* [STATED TASK]: Copy every entry exactly.

*** DATA FOR PROCESSING ***

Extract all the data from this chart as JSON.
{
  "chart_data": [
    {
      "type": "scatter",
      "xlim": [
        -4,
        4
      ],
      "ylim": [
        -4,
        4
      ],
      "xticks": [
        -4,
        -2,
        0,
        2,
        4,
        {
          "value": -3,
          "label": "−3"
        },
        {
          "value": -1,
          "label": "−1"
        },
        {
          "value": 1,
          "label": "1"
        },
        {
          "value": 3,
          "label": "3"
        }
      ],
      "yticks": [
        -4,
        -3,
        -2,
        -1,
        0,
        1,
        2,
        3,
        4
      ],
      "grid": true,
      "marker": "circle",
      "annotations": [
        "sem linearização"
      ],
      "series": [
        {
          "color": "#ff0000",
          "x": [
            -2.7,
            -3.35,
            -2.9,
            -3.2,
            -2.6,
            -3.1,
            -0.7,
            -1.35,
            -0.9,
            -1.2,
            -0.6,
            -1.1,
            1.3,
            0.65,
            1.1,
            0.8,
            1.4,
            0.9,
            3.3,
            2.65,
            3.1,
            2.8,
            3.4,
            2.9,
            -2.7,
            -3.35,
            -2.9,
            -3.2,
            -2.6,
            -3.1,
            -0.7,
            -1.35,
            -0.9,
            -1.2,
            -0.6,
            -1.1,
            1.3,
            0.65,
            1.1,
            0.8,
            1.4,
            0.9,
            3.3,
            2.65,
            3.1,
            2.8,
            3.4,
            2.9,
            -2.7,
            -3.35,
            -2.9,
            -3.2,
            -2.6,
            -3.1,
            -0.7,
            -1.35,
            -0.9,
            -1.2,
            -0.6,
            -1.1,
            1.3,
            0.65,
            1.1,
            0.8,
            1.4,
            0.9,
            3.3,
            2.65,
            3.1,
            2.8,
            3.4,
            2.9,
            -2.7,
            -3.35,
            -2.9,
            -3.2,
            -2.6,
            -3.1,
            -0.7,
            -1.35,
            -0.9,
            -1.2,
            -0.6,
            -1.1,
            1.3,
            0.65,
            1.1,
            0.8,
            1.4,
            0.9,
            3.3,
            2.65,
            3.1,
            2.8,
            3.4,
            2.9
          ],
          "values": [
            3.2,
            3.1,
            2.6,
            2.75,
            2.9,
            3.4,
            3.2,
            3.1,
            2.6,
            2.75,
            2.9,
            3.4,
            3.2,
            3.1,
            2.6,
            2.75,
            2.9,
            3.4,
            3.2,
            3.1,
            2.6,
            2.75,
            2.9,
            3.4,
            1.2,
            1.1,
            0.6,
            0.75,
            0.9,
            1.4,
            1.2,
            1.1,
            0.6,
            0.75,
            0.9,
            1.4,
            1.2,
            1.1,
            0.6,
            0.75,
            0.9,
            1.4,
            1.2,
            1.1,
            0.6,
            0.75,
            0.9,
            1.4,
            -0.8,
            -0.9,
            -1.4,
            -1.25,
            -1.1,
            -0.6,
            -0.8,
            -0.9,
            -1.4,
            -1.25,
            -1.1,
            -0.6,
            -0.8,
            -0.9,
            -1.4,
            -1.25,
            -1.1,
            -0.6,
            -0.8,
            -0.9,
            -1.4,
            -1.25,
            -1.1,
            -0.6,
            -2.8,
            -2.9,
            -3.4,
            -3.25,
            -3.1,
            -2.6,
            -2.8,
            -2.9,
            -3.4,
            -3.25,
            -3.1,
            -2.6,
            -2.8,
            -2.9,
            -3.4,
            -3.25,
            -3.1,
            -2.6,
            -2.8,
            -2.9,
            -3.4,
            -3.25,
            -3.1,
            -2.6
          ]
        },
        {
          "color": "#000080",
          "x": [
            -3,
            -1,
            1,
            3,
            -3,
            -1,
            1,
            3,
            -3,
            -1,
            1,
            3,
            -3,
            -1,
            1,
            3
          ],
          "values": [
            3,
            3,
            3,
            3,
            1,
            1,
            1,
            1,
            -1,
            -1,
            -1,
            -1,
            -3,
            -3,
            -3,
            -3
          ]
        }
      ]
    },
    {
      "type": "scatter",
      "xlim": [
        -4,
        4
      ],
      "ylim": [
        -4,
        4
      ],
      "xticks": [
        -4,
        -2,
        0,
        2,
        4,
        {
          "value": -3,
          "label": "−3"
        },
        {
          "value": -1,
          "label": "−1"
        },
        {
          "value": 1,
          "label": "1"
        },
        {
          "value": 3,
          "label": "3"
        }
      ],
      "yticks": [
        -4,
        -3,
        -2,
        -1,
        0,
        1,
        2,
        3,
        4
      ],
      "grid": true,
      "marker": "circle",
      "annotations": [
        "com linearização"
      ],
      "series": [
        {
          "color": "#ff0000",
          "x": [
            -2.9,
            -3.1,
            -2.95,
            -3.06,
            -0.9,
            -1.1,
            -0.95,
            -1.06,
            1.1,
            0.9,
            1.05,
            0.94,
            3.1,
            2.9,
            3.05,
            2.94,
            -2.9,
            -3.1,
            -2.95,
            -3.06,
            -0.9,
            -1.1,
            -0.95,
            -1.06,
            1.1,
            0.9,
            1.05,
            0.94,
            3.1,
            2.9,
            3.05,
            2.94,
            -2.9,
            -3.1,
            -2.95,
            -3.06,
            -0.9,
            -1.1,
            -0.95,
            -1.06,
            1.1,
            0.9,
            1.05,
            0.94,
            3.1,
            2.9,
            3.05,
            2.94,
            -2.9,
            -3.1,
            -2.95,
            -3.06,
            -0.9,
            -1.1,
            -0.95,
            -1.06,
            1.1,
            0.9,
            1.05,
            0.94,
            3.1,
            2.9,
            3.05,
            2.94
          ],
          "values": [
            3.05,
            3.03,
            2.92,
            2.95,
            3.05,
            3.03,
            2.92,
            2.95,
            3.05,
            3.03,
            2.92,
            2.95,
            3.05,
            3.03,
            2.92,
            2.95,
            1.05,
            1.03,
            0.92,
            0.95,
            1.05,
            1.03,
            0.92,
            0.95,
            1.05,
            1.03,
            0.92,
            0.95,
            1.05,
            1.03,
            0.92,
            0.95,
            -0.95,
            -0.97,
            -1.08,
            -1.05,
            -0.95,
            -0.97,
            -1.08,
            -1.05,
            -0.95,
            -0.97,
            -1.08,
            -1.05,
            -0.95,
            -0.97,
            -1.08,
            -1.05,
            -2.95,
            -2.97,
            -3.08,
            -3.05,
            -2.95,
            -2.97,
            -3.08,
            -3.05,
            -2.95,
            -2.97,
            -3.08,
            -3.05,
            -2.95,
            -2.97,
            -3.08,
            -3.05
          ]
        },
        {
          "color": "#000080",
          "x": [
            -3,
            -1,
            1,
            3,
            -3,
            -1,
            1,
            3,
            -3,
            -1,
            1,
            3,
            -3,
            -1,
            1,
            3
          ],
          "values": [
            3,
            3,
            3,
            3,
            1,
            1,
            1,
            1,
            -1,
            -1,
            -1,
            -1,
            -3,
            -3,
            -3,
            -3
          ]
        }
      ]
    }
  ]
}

***

* [THE ANSWER]:
Extract all the data from this chart as JSON.
{
  "chart_data": [
    {
      "type": "scatter",
      "xlim": [
        -4,
        4
      ],
      "ylim": [
        -4,
        4
      ],
      "xticks": [
        -4,
        -2,
        0,
        2,
        4,
        {
          "value": -3,
          "label": "−3"
        },
        {
          "value": -1,
          "label": "−1"
        },
        {
          "value": 1,
          "label": "1"
        },
        {
          "value": 3,
          "label": "3"
        }
      ],
      "yticks": [
        -4,
        -3,
        -2,
        -1,
        0,
        1,
        2,
        3,
        4
      ],
      "grid": true,
      "marker": "circle",
      "annotations": [
        "sem linearização"
      ],
      "series": [
        {
          "color": "#ff0000",
          "x": [
            -2.7,
            -3.35,
            -2.9,
            -3.2,
            -2.6,
            -3.1,
            -0.7,
            -1.35,
            -0.9,
            -1.2,
            -0.6,
            -1.1,
            1.3,
            0.65,
            1.1,
            0.8,
            1.4,
            0.9,
            3.3,
            2.65,
            3.1,
            2.8,
            3.4,
            2.9,
            -2.7,
            -3.35,
            -2.9,
            -3.2,
            -2.6,
            -3.1,
            -0.7,
            -1.35,
            -0.9,
            -1.2,
            -0.6,
            -1.1,
            1.3,
            0.65,
            1.1,
            0.8,
            1.4,
            0.9,
            3.3,
            2.65,
            3.1,
            2.8,
            3.4,
            2.9,
            -2.7,
            -3.35,
            -2.9,
            -3.2,
            -2.6,
            -3.1,
            -0.7,
            -1.35,
            -0.9,
            -1.2,
            -0.6,
            -1.1,
            1.3,
            0.65,
            1.1,
            0.8,
            1.4,
            0.9,
            3.3,
            2.65,
            3.1,
            2.8,
            3.4,
            2.9,
            -2.7,
            -3.35,
            -2.9,
            -3.2,
            -2.6,
            -3.1,
            -0.7,
            -1.35,
            -0.9,
            -1.2,
            -0.6,
            -1.1,
            1.3,
            0.65,
            1.1,
            0.8,
            1.4,
            0.9,
            3.3,
            2.65,
            3.1,
            2.8,
            3.4,
            2.9
          ],
          "values": [
            3.2,
            3.1,
            2.6,
            2.75,
            2.9,
            3.4,
            3.2,
            3.1,
            2.6,
            2.75,
            2.9,
            3.4,
            3.2,
            3.1,
            2.6,
            2.75,
            2.9,
            3.4,
            3.2,
            3.1,
            2.6,
            2.75,
            2.9,
            3.4,
            1.2,
            1.1,
            0.6,
            0.75,
            0.9,
            1.4,
            1.2,
            1.1,
            0.6,
            0.75,
            0.9,
            1.4,
            1.2,
            1.1,
            0.6,
            0.75,
            0.9,
            1.4,
            1.2,
            1.1,
            0.6,
            0.75,
            0.9,
            1.4,
            -0.8,
            -0.9,
            -1.4,
            -1.25,
            -1.1,
            -0.6,
            -0.8,
            -0.9,
            -1.4,
            -1.25,
            -1.1,
            -0.6,
            -0.8,
            -0.9,
            -1.4,
            -1.25,
            -1.1,
            -0.6,
            -0.8,
            -0.9,
            -1.4,
            -1.25,
            -1.1,
            -0.6,
            -2.8,
            -2.9,
            -3.4,
            -3.25,
            -3.1,
            -2.6,
            -2.8,
            -2.9,
            -3.4,
            -3.25,
            -3.1,
            -2.6,
            -2.8,
            -2.9,
            -3.4,
            -3.25,
            -3.1,
            -2.6,
            -2.8,
            -2.9,
            -3.4,
            -3.25,
            -3.1,
            -2.6
          ]
        },
        {
          "color": "#000080",
          "x": [
            -3,
            -1,
            1,
            3,
            -3,
            -1,
            1,
            3,
            -3,
            -1,
            1,
            3,
            -3,
            -1,
            1,
            3
          ],
          "values": [
            3,
            3,
            3,
            3,
            1,
            1,
            1,
            1,
            -1,
            -1,
            -1,
            -1,
            -3,
            -3,
            -3,
            -3
          ]
        }
      ]
    },
    {
      "type": "scatter",
      "xlim": [
        -4,
        4
      ],
      "ylim": [
        -4,
        4
      ],
      "xticks": [
        -4,
        -2,
        0,
        2,
        4,
        {
          "value": -3,
          "label": "−3"
        },
        {
          "value": -1,
          "label": "−1"
        },
        {
          "value": 1,
          "label": "1"
        },
        {
          "value": 3,
          "label": "3"
        }
      ],
      "yticks": [
        -4,
        -3,
        -2,
        -1,
        0,
        1,
        2,
        3,
        4
      ],
      "grid": true,
      "marker": "circle",
      "annotations": [
        "com linearização"
      ],
      "series": [
        {
          "color": "#ff0000",
          "x": [
            -2.9,
            -3.1,
            -2.95,
            -3.06,
            -0.9,
            -1.1,
            -0.95,
            -1.06,
            1.1,
            0.9,
            1.05,
            0.94,
            3.1,
            2.9,
            3.05,
            2.94,
            -2.9,
            -3.1,
            -2.95,
            -3.06,
            -0.9,
            -1.1,
            -0.95,
            -1.06,
            1.1,
            0.9,
            1.05,
            0.94,
            3.1,
            2.9,
            3.05,
            2.94,
            -2.9,
            -3.1,
            -2.95,
            -3.06,
            -0.9,
            -1.1,
            -0.95,
            -1.06,
            1.1,
            0.9,
            1.05,
            0.94,
            3.1,
            2.9,
            3.05,
            2.94,
            -2.9,
            -3.1,
            -2.95,
            -3.06,
            -0.9,
            -1.1,
            -0.95,
            -1.06,
            1.1,
            0.9,
            1.05,
            0.94,
            3.1,
            2.9,
            3.05,
            2.94
          ],
          "values": [
            3.05,
            3.03,
            2.92,
            2.95,
            3.05,
            3.03,
            2.92,
            2.95,
            3.05,
            3.03,
            2.92,
            2.95,
            3.05,
            3.03,
            2.92,
            2.95,
            1.05,
            1.03,
            0.92,
            0.95,
            1.05,
            1.03,
            0.92,
            0.95,
            1.05,
            1.03,
            0.92,
            0.95,
            1.05,
            1.03,
            0.92,
            0.95,
            -0.95,
            -0.97,
            -1.08,
            -1.05,
            -0.95,
            -0.97,
            -1.08,
            -1.05,
            -0.95,
            -0.97,
            -1.08,
            -1.05,
            -0.95,
            -0.97,
            -1.08,
            -1.05,
            -2.95,
            -2.97,
            -3.08,
            -3.05,
            -2.95,
            -2.97,
            -3.08,
            -3.05,
            -2.95,
            -2.97,
            -3.08,
            -3.05,
            -2.95,
            -2.97,
            -3.08,
            -3.05
          ]
        },
        {
          "color": "#000080",
          "x": [
            -3,
            -1,
            1,
            3,
            -3,
            -1,
            1,
            3,
            -3,
            -1,
            1,
            3,
            -3,
            -1,
            1,
            3
          ],
          "values": [
            3,
            3,
            3,
            3,
            1,
            1,
            1,
            1,
            -1,
            -1,
            -1,
            -1,
            -3,
            -3,
            -3,
            -3
          ]
        }
      ]
    }
  ]
}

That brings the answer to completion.